_Complete the following_:
**1)** Do these statements agree with the COVID-19 compliance text below? For each, answer yes or no and quote the deciding words of the text exactly.
(a) Staff should be able to submit questions and receive written responses.
(b) The organization's compliance workplan should stay unchanged during the COVID-19 period.
(c) Compliance leaders should give every monitoring and auditing area equal priority.
**2)** Can you go on with the COVID-19 compliance text below, picking up after its last sentence?

_Source extract_:
-------
As the COVID-19 crisis period ends, retraining will be critical to ensure that staff have a clear understanding of the rules and regulations, and what is and is not permissible. The “rolling back” of the relaxation of certain regulatory requirements may cause confusion within the workplace, so emphasis should be placed on the current / new requirements to reduce any confusion. Training should focus on the organization’s commitment to following regulatory guidance and clearly define the expectations going forward. Consider instituting a “Compliance FAQ” process so that staff may submit questions and receive written responses. This will also allow for a better understanding of where confusion may lie within the organization.

5. Risk assessment, monitoring and auditing

The compliance risk assessment process traditionally used by the compliance department and CCO should be utilized to assess COVID-19 risks and to determine and prioritize actions. The organization’s compliance workplan should be adjusted, as necessary, to prioritize activities related to COVID-19 risk areas. Additional monitoring and auditing activities may be needed to appropriately mitigate the organization’s risk.

Focus areas for internal compliance monitoring and auditing activities related to COVID-19 risk areas should include relief funding terms and conditions, billing requirements, including balance billing and flexibilities implemented as part of the 1135 Waivers. This will better prepare the organization for anticipated government oversight actions. Since there is a significant amount of areas to monitor and audit, Compliance leaders should look to the risk assessment findings to prioritize focus areas.
-------
_Data shown_:
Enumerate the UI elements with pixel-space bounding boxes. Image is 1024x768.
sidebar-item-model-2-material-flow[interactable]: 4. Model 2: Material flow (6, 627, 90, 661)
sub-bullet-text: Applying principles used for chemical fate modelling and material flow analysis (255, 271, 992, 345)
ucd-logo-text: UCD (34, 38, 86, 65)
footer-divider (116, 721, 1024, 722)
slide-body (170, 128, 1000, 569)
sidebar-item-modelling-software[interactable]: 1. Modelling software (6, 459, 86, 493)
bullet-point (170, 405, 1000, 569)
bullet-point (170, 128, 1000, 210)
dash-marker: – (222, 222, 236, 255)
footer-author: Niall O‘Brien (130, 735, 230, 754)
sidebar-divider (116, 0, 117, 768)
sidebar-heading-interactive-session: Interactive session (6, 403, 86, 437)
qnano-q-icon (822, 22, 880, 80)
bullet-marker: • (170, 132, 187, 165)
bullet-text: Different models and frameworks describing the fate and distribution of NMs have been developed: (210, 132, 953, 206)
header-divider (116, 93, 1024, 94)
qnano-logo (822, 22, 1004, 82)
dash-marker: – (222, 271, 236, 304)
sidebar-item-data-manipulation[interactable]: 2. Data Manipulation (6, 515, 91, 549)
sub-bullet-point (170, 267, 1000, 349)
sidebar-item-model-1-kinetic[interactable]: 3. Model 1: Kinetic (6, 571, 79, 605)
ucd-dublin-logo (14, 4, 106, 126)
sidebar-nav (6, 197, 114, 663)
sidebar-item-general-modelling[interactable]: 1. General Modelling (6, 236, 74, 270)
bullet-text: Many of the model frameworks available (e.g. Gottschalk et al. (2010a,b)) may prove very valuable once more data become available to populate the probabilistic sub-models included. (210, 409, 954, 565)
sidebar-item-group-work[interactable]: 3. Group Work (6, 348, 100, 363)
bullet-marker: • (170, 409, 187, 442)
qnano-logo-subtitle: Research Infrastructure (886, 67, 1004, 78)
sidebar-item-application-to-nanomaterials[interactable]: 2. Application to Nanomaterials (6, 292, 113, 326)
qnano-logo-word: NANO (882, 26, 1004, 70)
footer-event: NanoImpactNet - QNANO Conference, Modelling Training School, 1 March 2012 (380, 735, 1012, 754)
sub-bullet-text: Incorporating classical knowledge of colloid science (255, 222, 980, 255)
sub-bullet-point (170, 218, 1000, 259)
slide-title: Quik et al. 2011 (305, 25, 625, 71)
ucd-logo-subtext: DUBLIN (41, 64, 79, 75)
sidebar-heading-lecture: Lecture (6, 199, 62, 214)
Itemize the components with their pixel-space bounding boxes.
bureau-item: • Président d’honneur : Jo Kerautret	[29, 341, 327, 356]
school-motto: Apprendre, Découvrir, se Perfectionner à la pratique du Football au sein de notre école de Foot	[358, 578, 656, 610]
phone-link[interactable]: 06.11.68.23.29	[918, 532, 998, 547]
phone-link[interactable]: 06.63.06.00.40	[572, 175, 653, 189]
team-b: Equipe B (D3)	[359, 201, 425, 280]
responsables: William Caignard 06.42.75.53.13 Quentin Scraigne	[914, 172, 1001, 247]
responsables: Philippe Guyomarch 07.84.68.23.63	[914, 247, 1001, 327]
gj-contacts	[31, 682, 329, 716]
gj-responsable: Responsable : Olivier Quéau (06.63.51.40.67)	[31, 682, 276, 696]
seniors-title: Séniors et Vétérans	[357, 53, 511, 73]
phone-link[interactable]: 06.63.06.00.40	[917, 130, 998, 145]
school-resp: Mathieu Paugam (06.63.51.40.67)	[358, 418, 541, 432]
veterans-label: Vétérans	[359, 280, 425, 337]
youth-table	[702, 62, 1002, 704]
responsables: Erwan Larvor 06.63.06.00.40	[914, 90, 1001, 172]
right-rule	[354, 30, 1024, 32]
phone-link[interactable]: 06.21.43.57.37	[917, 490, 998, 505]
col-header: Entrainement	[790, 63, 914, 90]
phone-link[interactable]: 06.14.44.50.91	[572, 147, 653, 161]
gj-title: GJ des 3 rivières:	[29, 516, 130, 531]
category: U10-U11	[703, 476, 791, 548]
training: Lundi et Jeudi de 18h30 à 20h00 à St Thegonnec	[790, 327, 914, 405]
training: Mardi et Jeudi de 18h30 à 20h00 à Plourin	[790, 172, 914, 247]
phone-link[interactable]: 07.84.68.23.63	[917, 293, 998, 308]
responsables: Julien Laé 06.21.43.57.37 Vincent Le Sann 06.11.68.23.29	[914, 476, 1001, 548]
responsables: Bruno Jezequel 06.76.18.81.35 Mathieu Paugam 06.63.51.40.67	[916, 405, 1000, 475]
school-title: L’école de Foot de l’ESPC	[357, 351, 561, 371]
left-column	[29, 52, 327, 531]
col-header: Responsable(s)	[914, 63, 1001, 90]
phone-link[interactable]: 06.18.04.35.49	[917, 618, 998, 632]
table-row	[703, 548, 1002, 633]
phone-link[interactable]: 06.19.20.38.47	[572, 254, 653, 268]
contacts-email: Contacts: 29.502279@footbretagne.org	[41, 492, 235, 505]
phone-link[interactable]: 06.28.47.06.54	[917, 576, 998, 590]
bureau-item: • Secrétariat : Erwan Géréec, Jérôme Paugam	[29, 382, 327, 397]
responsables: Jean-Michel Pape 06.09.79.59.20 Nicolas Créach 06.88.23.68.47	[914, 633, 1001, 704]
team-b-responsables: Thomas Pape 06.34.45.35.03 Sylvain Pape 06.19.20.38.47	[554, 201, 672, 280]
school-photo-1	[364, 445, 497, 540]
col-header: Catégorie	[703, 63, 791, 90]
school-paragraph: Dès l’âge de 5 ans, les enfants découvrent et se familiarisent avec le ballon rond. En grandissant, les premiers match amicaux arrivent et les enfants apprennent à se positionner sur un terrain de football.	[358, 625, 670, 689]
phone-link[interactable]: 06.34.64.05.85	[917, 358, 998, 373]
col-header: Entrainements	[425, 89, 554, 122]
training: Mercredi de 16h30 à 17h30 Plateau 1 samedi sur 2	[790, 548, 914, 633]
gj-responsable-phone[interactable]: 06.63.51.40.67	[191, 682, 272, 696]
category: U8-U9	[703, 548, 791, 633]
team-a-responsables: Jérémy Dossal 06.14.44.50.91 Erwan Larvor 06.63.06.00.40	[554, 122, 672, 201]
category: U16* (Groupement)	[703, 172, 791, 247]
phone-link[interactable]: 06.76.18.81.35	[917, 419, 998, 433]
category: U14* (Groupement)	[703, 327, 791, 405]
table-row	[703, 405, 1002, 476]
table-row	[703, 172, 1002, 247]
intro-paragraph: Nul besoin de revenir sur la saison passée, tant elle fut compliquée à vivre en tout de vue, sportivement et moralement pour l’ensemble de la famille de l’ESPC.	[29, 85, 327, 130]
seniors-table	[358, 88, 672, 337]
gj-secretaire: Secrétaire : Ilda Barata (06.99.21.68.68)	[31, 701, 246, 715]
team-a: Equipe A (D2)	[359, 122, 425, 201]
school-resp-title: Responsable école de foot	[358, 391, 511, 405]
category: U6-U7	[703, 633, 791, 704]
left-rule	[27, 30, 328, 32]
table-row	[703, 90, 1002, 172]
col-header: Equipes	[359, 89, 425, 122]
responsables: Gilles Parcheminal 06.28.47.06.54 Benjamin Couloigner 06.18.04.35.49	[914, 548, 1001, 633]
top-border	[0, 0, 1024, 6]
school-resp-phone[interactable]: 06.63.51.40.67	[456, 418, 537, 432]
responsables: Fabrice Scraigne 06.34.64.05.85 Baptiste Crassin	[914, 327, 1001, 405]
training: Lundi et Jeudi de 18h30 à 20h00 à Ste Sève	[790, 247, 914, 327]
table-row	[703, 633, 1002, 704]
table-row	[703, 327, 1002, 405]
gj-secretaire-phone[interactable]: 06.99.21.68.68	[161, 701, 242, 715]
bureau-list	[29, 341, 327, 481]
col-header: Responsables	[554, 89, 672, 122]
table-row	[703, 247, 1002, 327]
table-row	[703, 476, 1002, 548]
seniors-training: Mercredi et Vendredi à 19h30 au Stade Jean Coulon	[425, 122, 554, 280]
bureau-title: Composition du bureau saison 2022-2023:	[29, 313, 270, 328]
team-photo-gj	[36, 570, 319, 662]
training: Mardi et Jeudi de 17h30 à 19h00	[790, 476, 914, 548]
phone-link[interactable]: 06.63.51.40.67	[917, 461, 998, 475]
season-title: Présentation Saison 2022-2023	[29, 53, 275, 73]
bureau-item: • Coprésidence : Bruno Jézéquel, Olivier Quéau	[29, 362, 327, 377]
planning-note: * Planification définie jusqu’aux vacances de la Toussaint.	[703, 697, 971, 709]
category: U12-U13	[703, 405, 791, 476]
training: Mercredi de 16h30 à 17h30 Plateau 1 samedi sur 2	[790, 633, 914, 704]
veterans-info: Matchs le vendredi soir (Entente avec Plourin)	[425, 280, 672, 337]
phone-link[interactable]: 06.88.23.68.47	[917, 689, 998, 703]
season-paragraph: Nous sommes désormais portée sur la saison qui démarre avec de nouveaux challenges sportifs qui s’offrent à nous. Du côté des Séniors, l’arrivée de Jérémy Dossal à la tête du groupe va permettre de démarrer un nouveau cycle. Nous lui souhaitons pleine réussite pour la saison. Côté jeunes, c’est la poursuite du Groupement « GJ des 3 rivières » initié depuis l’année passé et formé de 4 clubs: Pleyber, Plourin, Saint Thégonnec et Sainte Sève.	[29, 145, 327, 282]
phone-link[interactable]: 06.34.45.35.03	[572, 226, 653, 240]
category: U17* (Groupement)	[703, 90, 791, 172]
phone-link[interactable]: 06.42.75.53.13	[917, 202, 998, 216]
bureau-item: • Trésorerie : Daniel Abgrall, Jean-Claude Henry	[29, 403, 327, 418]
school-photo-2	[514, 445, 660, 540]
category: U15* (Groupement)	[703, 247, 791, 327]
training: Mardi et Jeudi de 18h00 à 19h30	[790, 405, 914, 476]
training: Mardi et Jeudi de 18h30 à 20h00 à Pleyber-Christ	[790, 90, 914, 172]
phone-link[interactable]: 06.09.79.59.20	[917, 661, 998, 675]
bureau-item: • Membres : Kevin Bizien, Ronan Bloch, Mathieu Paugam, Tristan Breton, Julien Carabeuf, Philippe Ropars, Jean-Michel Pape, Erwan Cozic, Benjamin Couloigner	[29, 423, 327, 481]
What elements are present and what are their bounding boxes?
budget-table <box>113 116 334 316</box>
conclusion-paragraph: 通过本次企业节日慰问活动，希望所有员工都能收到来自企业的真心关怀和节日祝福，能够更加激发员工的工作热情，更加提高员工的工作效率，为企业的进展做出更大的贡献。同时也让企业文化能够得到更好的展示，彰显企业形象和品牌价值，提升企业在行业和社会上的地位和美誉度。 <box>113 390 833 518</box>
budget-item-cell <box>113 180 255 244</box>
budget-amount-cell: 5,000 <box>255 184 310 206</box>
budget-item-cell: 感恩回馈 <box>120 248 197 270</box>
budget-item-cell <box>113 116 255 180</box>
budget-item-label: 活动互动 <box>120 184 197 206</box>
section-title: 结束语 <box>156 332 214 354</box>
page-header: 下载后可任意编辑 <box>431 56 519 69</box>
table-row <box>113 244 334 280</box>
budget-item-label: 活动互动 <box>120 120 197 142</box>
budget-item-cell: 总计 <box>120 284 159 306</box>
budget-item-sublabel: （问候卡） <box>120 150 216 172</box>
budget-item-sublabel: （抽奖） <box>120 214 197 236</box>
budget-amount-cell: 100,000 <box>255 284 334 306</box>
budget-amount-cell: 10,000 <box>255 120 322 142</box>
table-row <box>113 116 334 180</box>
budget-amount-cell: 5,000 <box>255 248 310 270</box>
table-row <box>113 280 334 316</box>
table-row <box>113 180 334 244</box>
-------
_Answers by task_:
**1)**
(a) Yes: "Consider instituting a “Compliance FAQ” process so that staff may submit questions and receive written responses."
(b) No: "The organization’s compliance workplan should be adjusted, as necessary, to prioritize activities related to COVID-19 risk areas."
(c) No: "Compliance leaders should look to the risk assessment findings to prioritize focus areas."

**2)**
6. Investigations and corrective action

The compliance program should have a process in place for investigating reports of suspected non- compliance related to COVID-19 requirements and for responding appropriately to identified problems. Ensuring that Compliance conducts a timely and thorough investigation, including a root cause analysis, to determine appropriate corrective actions is a critical component of the organization’s compliance program. As mentioned previously, investigating and responding in a prompt and efficient manner to COVID-19 concerns may help prevent a costly qui tam action or a Federal investigation.

7. Discipline for noncompliance and screening and evaluation of employees, physicians, vendors and other agents

The organization should clearly communicate that its policies and procedures addressing enforcement of compliance standards and discipline of individuals who violate them are applicable to COVID-19 requirements. Consistent application and appropriate documentation of disciplinary measures remains a critical component of the corrective action process. Compliance may want to review disciplinary actions taken as a result of COVID-19 infractions for consistency and fair administration.

The processes in place to screen and evaluate employees, physicians, vendors and other agents (Individuals) may be even more critical during the COVID-19 crisis due to the number of new Individuals who may have been engaged, sometimes expeditiously, to provide needed services and/or supplies to address the public health emergency. The requirement that the organization must screen Individuals before hire / contract and periodically thereafter to ensure they are not sanctioned did not change as a result of the crisis.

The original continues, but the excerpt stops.